-------- Data supplied

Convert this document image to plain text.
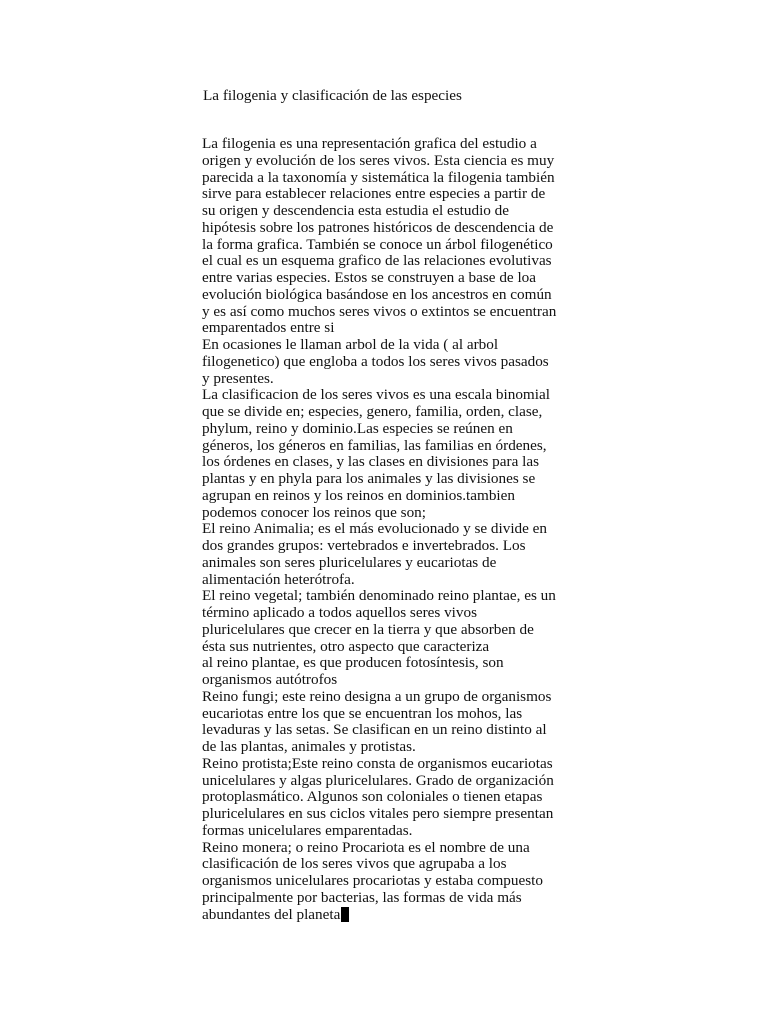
La filogenia y clasificación de las especies
La filogenia es una representación grafica del estudio a
origen y evolución de los seres vivos. Esta ciencia es muy
parecida a la taxonomía y sistemática la filogenia también
sirve para establecer relaciones entre especies a partir de
su origen y descendencia esta estudia el estudio de
hipótesis sobre los patrones históricos de descendencia de
la forma grafica. También se conoce un árbol filogenético
el cual es un esquema grafico de las relaciones evolutivas
entre varias especies. Estos se construyen a base de loa
evolución biológica basándose en los ancestros en común
y es así como muchos seres vivos o extintos se encuentran
emparentados entre si
En ocasiones le llaman arbol de la vida ( al arbol
filogenetico) que engloba a todos los seres vivos pasados
y presentes.
La clasificacion de los seres vivos es una escala binomial
que se divide en; especies, genero, familia, orden, clase,
phylum, reino y dominio.Las especies se reúnen en
géneros, los géneros en familias, las familias en órdenes,
los órdenes en clases, y las clases en divisiones para las
plantas y en phyla para los animales y las divisiones se
agrupan en reinos y los reinos en dominios.tambien
podemos conocer los reinos que son;
El reino Animalia; es el más evolucionado y se divide en
dos grandes grupos: vertebrados e invertebrados. Los
animales son seres pluricelulares y eucariotas de
alimentación heterótrofa.
El reino vegetal; también denominado reino plantae, es un
término aplicado a todos aquellos seres vivos
pluricelulares que crecer en la tierra y que absorben de
ésta sus nutrientes, otro aspecto que caracteriza
al reino plantae, es que producen fotosíntesis, son
organismos autótrofos
Reino fungi; este reino designa a un grupo de organismos
eucariotas entre los que se encuentran los mohos, las
levaduras y las setas. Se clasifican en un reino distinto al
de las plantas, animales y protistas.
Reino protista;Este reino consta de organismos eucariotas
unicelulares y algas pluricelulares. Grado de organización
protoplasmático. Algunos son coloniales o tienen etapas
pluricelulares en sus ciclos vitales pero siempre presentan
formas unicelulares emparentadas.
Reino monera; o reino Procariota es el nombre de una
clasificación de los seres vivos que agrupaba a los
organismos unicelulares procariotas y estaba compuesto
principalmente por bacterias, las formas de vida más
abundantes del planeta
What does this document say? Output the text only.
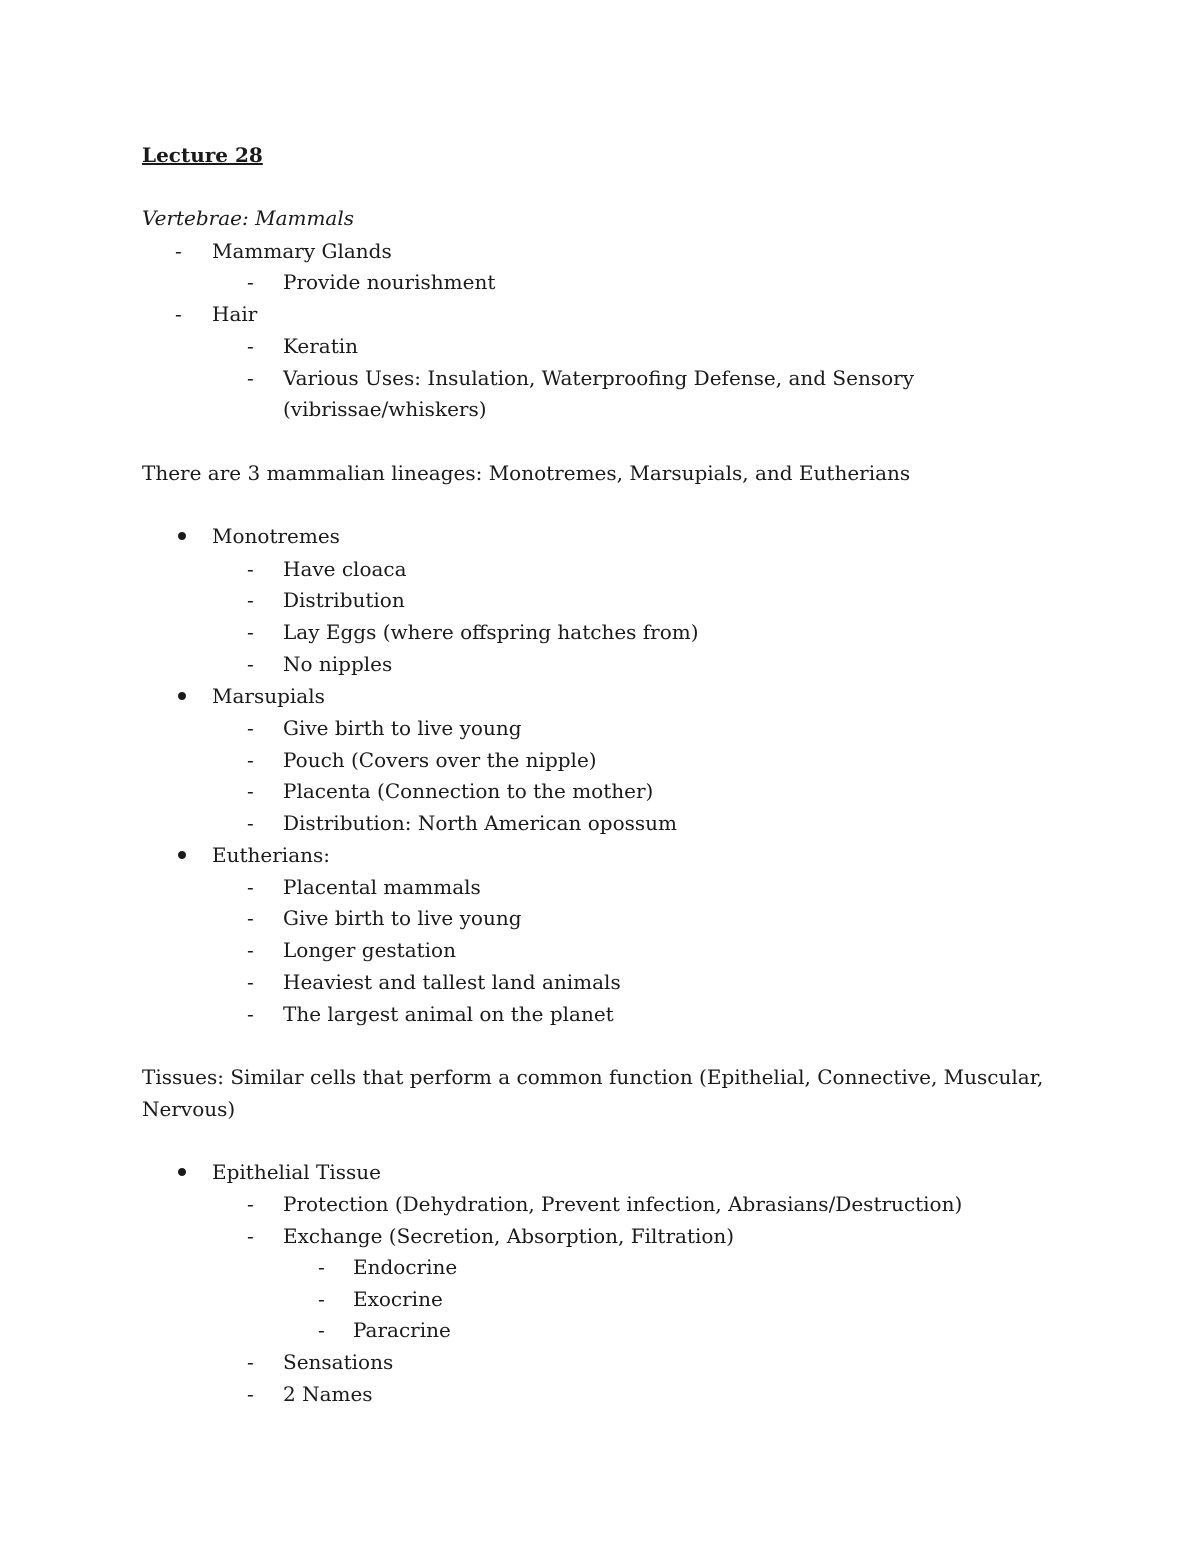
Lecture 28
Vertebrae: Mammals
- Mammary Glands
- Provide nourishment
- Hair
- Keratin
- Various Uses: Insulation, Waterproofing Defense, and Sensory
(vibrissae/whiskers)
There are 3 mammalian lineages: Monotremes, Marsupials, and Eutherians
Monotremes
- Have cloaca
- Distribution
- Lay Eggs (where offspring hatches from)
- No nipples
Marsupials
- Give birth to live young
- Pouch (Covers over the nipple)
- Placenta (Connection to the mother)
- Distribution: North American opossum
Eutherians:
- Placental mammals
- Give birth to live young
- Longer gestation
- Heaviest and tallest land animals
- The largest animal on the planet
Tissues: Similar cells that perform a common function (Epithelial, Connective, Muscular,
Nervous)
Epithelial Tissue
- Protection (Dehydration, Prevent infection, Abrasians/Destruction)
- Exchange (Secretion, Absorption, Filtration)
- Endocrine
- Exocrine
- Paracrine
- Sensations
- 2 Names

----------------

Work item ▸ Where does "unicelulares" appear in the records above? Copy each line that holds it.

Solution to the problem ▸
unicelulares y algas pluricelulares. Grado de organización
formas unicelulares emparentadas.
organismos unicelulares procariotas y estaba compuesto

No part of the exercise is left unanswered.